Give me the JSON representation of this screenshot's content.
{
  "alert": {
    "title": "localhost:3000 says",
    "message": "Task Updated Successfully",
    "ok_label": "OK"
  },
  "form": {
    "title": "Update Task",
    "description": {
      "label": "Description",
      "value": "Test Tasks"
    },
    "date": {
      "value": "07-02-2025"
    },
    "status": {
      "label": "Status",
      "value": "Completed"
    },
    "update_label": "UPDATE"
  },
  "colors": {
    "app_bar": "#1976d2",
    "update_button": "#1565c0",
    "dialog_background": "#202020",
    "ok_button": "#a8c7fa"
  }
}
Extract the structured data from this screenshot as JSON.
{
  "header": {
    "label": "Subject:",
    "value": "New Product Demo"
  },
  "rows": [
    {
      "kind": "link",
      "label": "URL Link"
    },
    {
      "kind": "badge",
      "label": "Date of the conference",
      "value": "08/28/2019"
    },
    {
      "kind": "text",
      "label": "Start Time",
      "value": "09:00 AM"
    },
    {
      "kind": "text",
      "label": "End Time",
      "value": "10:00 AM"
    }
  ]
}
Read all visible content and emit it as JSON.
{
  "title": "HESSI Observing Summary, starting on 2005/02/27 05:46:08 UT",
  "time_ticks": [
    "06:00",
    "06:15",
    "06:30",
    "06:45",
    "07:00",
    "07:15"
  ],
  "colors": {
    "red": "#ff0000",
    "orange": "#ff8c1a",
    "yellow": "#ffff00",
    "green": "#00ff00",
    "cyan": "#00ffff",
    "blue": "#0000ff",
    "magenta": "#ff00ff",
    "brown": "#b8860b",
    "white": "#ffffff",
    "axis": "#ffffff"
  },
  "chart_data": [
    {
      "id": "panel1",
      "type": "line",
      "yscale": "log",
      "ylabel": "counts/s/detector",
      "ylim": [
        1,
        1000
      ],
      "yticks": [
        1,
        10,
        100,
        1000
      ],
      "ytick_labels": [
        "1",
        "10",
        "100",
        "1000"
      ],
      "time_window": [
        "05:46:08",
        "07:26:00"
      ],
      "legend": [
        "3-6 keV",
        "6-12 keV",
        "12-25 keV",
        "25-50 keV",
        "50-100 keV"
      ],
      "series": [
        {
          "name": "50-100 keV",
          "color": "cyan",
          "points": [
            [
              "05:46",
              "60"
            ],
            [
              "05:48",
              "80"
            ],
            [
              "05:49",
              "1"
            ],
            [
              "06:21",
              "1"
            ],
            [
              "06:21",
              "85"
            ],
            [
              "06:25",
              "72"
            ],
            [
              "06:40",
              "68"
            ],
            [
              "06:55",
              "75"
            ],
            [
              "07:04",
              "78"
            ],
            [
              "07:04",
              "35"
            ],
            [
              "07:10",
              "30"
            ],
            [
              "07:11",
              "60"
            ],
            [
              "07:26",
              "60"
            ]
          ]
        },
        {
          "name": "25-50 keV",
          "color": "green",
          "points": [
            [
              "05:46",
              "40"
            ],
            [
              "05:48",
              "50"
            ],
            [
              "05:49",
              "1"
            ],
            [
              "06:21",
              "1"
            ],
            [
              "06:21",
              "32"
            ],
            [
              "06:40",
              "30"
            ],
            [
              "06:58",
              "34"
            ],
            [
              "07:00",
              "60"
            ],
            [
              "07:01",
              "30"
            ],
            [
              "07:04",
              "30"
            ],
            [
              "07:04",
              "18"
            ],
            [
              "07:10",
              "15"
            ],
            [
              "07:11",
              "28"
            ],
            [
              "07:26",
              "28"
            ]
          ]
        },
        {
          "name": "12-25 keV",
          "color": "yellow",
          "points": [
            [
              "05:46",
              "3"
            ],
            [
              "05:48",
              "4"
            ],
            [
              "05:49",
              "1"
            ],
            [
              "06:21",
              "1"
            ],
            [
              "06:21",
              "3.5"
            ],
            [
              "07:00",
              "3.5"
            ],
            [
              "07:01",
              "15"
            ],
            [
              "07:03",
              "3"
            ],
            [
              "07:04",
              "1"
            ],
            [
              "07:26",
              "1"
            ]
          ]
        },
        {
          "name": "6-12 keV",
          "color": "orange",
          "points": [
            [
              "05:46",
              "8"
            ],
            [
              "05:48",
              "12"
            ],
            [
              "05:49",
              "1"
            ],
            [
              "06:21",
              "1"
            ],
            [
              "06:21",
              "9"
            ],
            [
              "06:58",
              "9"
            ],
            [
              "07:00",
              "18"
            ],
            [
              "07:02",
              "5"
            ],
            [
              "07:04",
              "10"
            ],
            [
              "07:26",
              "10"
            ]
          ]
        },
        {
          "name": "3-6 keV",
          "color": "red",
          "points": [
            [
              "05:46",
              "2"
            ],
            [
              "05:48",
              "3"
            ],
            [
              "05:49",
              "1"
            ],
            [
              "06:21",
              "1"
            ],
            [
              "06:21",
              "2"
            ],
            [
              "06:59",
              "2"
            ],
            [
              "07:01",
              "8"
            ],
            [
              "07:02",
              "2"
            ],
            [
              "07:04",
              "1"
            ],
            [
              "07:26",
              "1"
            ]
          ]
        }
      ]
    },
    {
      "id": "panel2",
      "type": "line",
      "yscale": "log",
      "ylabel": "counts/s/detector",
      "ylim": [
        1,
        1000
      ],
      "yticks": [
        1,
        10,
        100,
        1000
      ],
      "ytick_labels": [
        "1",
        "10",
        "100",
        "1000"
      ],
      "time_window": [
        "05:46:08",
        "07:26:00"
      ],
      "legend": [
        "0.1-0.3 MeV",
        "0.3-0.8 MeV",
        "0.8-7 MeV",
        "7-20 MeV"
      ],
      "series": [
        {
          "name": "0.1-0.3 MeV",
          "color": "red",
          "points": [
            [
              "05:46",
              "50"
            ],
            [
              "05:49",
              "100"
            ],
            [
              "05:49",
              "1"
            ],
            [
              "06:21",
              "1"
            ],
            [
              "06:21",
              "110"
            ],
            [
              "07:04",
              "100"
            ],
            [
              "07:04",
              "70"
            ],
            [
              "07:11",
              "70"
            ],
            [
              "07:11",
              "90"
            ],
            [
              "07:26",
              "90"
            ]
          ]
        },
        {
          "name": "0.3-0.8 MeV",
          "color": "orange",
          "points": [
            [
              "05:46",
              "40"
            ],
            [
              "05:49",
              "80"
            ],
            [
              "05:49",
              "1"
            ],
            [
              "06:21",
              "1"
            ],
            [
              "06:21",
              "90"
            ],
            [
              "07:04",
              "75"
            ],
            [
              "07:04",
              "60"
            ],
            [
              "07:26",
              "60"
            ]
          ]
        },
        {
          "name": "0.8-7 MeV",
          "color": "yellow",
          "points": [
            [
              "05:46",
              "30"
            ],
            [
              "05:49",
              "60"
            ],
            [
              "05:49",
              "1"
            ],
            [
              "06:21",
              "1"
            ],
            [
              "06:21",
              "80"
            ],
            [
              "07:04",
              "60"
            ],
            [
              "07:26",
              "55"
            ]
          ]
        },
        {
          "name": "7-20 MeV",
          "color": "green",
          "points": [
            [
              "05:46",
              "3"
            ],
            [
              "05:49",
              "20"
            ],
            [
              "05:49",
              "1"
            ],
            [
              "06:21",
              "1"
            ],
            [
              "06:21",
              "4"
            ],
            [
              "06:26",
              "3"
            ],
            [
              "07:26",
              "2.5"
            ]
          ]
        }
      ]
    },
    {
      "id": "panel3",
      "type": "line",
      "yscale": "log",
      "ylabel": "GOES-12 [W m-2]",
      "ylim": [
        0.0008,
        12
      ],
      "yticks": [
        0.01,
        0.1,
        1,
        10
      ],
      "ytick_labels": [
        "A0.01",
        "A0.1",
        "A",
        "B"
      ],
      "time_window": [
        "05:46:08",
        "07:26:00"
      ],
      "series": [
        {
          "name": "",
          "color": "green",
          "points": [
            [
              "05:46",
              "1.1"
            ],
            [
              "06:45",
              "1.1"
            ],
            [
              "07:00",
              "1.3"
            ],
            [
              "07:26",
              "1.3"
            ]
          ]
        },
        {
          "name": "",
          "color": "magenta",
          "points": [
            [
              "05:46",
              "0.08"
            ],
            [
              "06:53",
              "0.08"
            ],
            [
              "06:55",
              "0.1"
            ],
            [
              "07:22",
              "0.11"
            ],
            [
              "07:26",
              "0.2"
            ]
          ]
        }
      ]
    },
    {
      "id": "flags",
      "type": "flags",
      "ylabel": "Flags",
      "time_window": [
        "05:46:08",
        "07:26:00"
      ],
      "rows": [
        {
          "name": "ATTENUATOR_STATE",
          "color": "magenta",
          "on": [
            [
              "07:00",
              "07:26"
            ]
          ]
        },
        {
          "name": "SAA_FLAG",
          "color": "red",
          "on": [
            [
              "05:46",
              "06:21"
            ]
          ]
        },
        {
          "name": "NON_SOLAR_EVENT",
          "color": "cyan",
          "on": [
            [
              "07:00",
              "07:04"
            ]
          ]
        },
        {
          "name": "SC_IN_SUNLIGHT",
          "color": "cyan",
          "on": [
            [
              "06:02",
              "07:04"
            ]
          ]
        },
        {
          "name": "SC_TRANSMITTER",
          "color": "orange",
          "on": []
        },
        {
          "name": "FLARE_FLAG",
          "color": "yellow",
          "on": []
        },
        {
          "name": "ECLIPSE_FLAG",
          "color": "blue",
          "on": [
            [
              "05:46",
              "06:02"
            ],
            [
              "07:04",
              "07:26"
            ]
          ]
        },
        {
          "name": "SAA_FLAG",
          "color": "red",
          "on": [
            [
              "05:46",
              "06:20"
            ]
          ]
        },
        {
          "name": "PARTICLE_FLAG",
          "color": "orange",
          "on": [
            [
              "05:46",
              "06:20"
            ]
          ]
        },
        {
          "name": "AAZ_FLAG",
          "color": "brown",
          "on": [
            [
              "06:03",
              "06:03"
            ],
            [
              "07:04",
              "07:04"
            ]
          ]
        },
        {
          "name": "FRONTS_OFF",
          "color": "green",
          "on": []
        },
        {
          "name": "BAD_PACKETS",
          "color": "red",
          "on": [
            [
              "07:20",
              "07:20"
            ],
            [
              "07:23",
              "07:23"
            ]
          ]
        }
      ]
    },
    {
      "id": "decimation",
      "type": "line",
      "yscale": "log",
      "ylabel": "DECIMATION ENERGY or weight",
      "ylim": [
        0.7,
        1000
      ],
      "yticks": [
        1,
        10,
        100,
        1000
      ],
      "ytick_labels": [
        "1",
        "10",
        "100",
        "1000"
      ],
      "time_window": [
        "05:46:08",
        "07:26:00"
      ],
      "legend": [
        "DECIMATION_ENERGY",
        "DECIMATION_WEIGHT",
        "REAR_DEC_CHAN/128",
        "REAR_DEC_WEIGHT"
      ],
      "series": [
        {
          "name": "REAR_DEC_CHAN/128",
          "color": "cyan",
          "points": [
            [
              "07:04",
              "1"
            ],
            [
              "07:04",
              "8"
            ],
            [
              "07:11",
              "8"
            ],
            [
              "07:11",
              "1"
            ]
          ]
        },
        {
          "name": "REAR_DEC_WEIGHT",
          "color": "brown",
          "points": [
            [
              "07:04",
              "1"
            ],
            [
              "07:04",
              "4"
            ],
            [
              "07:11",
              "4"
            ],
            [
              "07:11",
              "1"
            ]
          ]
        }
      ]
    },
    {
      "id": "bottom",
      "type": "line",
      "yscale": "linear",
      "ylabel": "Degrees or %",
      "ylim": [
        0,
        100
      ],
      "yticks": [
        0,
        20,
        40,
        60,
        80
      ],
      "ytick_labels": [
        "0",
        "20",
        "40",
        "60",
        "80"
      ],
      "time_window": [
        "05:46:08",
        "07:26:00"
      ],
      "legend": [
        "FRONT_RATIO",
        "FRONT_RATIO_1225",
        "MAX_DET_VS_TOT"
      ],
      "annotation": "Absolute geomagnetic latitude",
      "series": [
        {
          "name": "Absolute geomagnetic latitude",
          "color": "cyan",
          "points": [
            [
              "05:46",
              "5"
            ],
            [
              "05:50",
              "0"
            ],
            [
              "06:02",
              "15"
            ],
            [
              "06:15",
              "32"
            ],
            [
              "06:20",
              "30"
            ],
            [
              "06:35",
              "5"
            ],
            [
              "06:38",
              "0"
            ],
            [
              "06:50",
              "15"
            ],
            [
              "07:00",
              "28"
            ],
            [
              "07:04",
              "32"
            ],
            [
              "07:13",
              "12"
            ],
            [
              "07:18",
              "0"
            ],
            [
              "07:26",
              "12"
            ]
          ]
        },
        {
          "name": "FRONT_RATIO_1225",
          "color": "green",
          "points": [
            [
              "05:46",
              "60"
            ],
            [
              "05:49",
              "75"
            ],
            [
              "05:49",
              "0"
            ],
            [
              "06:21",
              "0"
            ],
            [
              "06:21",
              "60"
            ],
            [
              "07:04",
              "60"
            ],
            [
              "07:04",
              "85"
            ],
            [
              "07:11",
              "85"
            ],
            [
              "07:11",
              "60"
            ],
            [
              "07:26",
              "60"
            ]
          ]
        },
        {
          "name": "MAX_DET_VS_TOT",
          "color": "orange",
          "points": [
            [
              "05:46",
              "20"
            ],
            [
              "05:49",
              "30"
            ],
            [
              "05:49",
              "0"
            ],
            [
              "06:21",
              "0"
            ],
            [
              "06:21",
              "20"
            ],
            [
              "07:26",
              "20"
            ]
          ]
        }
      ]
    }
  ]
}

§ Task brief: Locate all lines in the listing above with the word "ylabel". Copy them.

§ Output for this task:
      "ylabel": "counts/s/detector",
      "ylabel": "counts/s/detector",
      "ylabel": "GOES-12 [W m-2]",
      "ylabel": "Flags",
      "ylabel": "DECIMATION ENERGY or weight",
      "ylabel": "Degrees or %",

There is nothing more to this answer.